Report every line in the listing that contains the string "online".

— begin —

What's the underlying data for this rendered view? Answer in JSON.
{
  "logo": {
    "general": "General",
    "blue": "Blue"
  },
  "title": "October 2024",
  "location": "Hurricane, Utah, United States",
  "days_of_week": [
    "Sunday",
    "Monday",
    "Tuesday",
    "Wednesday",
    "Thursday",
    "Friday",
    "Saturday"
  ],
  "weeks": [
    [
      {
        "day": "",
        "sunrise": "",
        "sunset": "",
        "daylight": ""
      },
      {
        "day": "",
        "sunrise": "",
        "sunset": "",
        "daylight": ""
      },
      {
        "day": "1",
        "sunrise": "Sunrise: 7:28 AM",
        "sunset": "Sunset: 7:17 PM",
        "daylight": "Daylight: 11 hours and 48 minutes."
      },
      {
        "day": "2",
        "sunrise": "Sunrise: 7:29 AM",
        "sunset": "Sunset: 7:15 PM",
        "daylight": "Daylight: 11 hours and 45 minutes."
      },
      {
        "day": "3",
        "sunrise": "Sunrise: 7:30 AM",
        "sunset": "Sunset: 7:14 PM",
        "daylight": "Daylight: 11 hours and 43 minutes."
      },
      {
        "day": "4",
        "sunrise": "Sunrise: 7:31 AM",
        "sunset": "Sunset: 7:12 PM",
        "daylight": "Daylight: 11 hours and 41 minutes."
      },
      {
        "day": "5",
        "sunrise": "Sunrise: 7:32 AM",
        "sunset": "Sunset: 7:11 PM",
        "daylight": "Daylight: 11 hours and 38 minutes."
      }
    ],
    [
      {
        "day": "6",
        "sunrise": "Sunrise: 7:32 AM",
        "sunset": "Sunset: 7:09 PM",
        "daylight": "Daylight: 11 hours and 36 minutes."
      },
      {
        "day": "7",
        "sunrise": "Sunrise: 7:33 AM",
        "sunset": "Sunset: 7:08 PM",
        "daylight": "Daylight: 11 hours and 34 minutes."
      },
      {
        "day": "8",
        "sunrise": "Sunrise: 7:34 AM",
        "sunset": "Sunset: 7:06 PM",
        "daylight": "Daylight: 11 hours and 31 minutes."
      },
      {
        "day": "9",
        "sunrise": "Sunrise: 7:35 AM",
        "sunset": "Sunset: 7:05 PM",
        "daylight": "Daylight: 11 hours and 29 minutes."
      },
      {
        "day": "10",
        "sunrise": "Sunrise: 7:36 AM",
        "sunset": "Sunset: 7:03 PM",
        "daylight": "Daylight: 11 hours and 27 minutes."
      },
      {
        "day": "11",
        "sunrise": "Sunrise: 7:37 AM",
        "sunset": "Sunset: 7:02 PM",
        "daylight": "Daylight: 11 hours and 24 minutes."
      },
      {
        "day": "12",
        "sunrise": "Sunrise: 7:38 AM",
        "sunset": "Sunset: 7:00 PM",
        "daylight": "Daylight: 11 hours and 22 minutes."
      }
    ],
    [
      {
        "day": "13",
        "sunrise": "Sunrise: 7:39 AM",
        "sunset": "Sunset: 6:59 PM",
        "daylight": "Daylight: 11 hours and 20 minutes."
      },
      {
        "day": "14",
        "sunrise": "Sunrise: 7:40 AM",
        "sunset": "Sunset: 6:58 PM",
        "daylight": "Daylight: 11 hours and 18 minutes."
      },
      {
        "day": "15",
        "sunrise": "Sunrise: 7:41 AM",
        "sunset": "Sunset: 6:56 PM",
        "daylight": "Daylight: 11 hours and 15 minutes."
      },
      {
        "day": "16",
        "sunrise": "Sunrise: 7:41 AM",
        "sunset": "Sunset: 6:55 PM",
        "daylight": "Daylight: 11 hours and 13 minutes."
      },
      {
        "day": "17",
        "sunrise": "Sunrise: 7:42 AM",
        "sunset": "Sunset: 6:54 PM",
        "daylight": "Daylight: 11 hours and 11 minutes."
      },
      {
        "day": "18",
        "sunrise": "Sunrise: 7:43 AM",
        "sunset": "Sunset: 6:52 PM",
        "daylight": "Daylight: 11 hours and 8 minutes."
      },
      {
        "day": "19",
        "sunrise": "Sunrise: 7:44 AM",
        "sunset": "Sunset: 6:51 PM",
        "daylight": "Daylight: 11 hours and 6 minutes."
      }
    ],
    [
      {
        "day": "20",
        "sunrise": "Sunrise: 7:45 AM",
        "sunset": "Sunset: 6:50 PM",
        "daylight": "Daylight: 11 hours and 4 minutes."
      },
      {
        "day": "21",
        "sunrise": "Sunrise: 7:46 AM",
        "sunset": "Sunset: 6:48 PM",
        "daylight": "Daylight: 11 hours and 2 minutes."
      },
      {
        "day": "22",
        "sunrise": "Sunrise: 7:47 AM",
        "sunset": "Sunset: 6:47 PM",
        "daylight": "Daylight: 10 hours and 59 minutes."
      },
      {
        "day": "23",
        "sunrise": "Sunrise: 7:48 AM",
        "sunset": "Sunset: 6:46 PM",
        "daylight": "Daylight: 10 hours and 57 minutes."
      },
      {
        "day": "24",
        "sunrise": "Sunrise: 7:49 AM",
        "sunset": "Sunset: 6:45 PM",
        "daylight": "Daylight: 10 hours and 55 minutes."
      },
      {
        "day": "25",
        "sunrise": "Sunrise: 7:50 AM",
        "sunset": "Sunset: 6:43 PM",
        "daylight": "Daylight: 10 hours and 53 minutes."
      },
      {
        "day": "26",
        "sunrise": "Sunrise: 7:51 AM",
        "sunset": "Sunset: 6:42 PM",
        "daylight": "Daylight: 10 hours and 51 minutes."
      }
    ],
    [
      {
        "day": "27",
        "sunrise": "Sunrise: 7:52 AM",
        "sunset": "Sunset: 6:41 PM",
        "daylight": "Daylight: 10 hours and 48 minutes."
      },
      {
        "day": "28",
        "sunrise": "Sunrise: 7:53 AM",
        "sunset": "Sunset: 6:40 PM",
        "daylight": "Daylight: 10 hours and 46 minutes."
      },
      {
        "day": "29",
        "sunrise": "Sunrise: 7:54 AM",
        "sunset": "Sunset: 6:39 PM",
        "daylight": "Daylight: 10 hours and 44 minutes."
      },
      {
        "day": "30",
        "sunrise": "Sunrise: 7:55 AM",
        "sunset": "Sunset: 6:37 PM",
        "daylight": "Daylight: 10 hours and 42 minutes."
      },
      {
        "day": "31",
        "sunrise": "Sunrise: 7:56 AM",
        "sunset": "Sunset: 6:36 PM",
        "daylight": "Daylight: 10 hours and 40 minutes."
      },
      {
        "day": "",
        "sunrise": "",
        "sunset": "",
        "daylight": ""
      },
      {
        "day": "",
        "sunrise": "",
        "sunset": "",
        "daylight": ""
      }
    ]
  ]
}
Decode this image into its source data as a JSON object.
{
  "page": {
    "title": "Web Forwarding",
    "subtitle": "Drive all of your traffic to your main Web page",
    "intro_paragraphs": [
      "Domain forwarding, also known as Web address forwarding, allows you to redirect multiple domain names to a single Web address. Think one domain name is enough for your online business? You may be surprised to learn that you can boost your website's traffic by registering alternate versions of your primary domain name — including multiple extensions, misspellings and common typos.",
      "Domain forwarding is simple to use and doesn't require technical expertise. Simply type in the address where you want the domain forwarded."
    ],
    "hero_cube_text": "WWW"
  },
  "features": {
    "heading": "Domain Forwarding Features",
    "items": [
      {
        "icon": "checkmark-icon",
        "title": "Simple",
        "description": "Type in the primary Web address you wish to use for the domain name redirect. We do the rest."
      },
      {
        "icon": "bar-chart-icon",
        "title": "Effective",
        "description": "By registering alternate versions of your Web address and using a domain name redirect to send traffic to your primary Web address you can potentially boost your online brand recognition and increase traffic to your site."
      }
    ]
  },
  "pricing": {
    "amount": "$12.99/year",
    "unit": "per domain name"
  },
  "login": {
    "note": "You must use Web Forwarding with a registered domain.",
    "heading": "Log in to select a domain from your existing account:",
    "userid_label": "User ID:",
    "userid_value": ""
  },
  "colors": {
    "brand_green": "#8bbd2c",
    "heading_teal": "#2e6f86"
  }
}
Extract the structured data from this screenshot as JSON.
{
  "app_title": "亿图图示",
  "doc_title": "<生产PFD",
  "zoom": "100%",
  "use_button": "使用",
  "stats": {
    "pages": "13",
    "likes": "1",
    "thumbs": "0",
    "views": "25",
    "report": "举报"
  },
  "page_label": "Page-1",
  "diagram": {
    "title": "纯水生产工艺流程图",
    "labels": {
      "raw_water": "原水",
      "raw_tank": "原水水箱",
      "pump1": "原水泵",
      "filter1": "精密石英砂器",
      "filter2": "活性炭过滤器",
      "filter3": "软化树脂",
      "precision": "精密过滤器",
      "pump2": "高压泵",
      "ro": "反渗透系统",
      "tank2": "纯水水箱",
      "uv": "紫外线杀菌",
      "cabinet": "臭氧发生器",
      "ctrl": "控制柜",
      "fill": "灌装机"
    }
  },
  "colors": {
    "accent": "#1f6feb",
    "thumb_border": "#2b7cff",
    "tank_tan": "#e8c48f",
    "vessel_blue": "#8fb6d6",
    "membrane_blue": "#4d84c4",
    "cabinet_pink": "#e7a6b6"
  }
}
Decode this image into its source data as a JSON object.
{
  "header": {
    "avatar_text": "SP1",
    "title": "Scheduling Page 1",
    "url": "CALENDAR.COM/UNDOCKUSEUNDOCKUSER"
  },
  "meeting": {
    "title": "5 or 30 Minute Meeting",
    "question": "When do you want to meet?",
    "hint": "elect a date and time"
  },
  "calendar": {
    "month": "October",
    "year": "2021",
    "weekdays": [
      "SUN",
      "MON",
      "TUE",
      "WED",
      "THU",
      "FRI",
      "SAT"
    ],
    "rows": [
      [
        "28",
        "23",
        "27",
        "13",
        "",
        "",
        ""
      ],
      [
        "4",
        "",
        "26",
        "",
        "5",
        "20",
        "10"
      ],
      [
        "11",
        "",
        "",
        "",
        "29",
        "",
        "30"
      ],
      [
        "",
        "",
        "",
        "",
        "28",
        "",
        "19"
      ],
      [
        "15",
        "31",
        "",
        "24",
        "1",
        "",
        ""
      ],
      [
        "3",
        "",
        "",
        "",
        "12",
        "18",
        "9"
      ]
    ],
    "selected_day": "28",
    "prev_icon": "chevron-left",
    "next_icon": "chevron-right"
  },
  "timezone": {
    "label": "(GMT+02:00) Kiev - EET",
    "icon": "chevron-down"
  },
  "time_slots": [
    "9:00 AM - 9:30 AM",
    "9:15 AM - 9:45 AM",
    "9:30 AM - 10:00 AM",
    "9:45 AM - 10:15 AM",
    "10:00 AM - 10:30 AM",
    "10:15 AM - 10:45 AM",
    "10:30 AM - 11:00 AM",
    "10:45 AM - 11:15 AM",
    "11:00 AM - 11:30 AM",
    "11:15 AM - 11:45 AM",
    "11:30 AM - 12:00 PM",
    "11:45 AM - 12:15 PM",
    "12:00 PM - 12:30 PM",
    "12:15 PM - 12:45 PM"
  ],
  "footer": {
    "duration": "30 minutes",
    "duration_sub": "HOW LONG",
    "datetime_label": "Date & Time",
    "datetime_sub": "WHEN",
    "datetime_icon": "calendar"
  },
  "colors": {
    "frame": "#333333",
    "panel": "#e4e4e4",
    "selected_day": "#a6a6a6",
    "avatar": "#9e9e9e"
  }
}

— end —

- [WORKED ANSWER]
      "Domain forwarding, also known as Web address forwarding, allows you to redirect multiple domain names to a single Web address. Think one domain name is enough for your online business? You may be surprised to learn that you can boost your website's traffic by registering alternate versions of your primary domain name — including multiple extensions, misspellings and common typos.",
        "description": "By registering alternate versions of your Web address and using a domain name redirect to send traffic to your primary Web address you can potentially boost your online brand recognition and increase traffic to your site."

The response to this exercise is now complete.